Directions: Every entry below should be printed exactly, without its images.

(Stored data)
** BEGIN **

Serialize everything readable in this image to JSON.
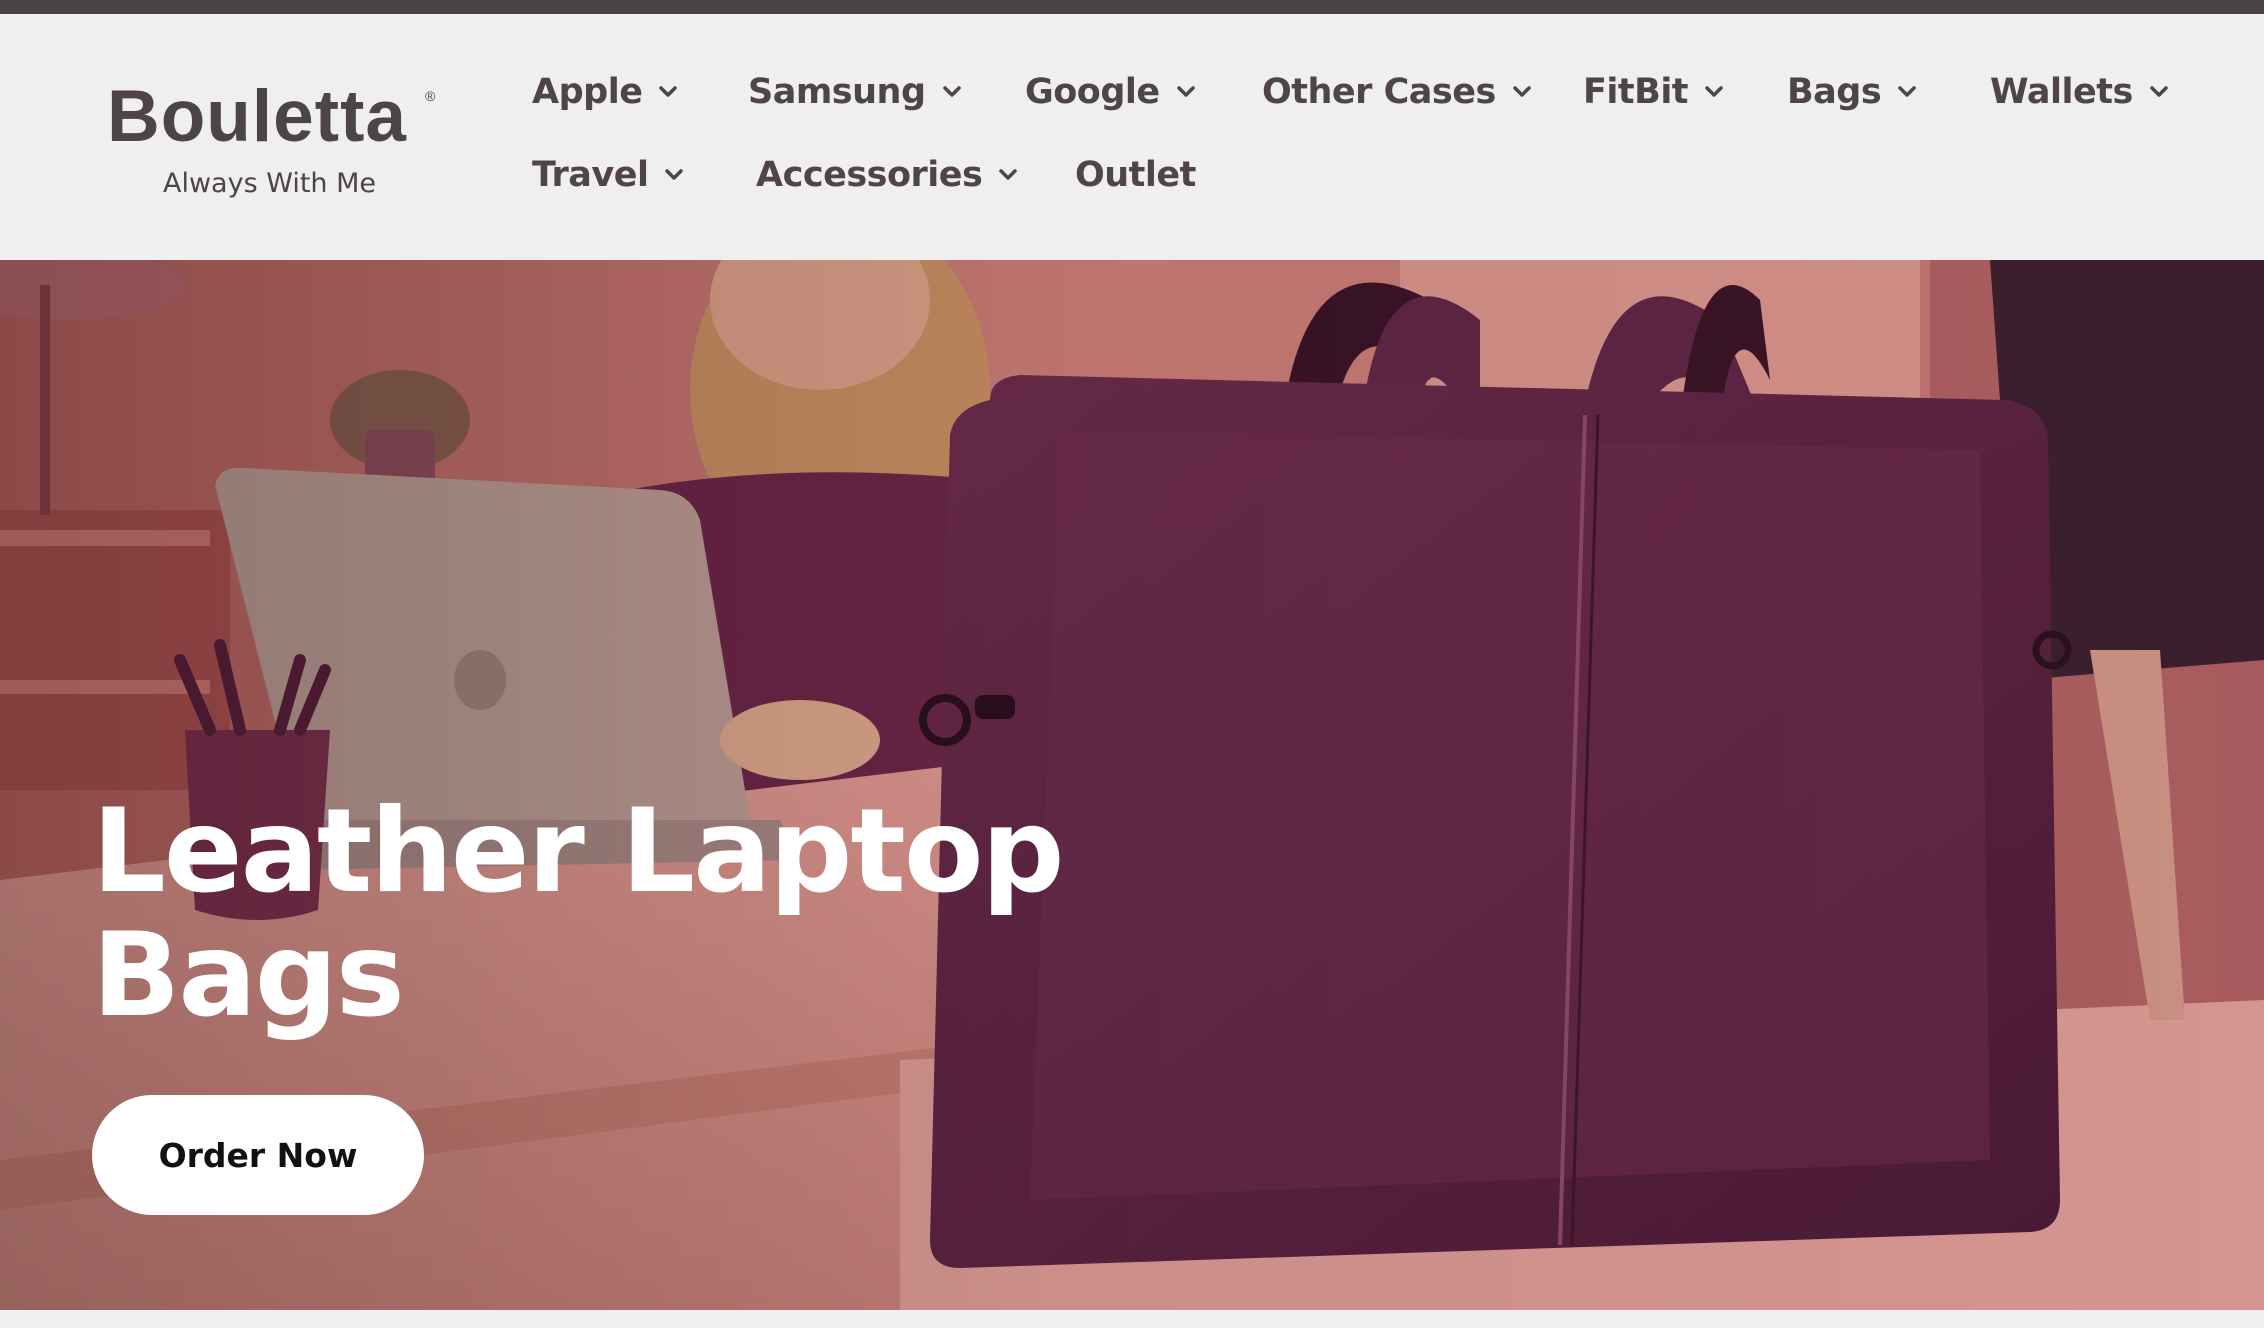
{
  "brand": {
    "name": "Bouletta",
    "registered": "®",
    "tagline": "Always With Me"
  },
  "nav": {
    "row1": [
      {
        "label": "Apple",
        "dropdown": true
      },
      {
        "label": "Samsung",
        "dropdown": true
      },
      {
        "label": "Google",
        "dropdown": true
      },
      {
        "label": "Other Cases",
        "dropdown": true
      },
      {
        "label": "FitBit",
        "dropdown": true
      },
      {
        "label": "Bags",
        "dropdown": true
      },
      {
        "label": "Wallets",
        "dropdown": true
      }
    ],
    "row2": [
      {
        "label": "Travel",
        "dropdown": true
      },
      {
        "label": "Accessories",
        "dropdown": true
      },
      {
        "label": "Outlet",
        "dropdown": false
      }
    ]
  },
  "hero": {
    "title_line1": "Leather Laptop",
    "title_line2": "Bags",
    "cta_label": "Order Now"
  },
  "colors": {
    "top_bar": "#4a4145",
    "header_bg": "#efefef",
    "nav_text": "#4f4448",
    "hero_bag": "#5a2340",
    "hero_bg": "#b9706e",
    "cta_bg": "#ffffff"
  },
  "icons": {
    "dropdown": "chevron-down-icon"
  }
}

** END **

Written solution:
Serialize everything readable in this image to JSON.
{
  "brand": {
    "name": "Bouletta",
    "registered": "®",
    "tagline": "Always With Me"
  },
  "nav": {
    "row1": [
      {
        "label": "Apple",
        "dropdown": true
      },
      {
        "label": "Samsung",
        "dropdown": true
      },
      {
        "label": "Google",
        "dropdown": true
      },
      {
        "label": "Other Cases",
        "dropdown": true
      },
      {
        "label": "FitBit",
        "dropdown": true
      },
      {
        "label": "Bags",
        "dropdown": true
      },
      {
        "label": "Wallets",
        "dropdown": true
      }
    ],
    "row2": [
      {
        "label": "Travel",
        "dropdown": true
      },
      {
        "label": "Accessories",
        "dropdown": true
      },
      {
        "label": "Outlet",
        "dropdown": false
      }
    ]
  },
  "hero": {
    "title_line1": "Leather Laptop",
    "title_line2": "Bags",
    "cta_label": "Order Now"
  },
  "colors": {
    "top_bar": "#4a4145",
    "header_bg": "#efefef",
    "nav_text": "#4f4448",
    "hero_bag": "#5a2340",
    "hero_bg": "#b9706e",
    "cta_bg": "#ffffff"
  },
  "icons": {
    "dropdown": "chevron-down-icon"
  }
}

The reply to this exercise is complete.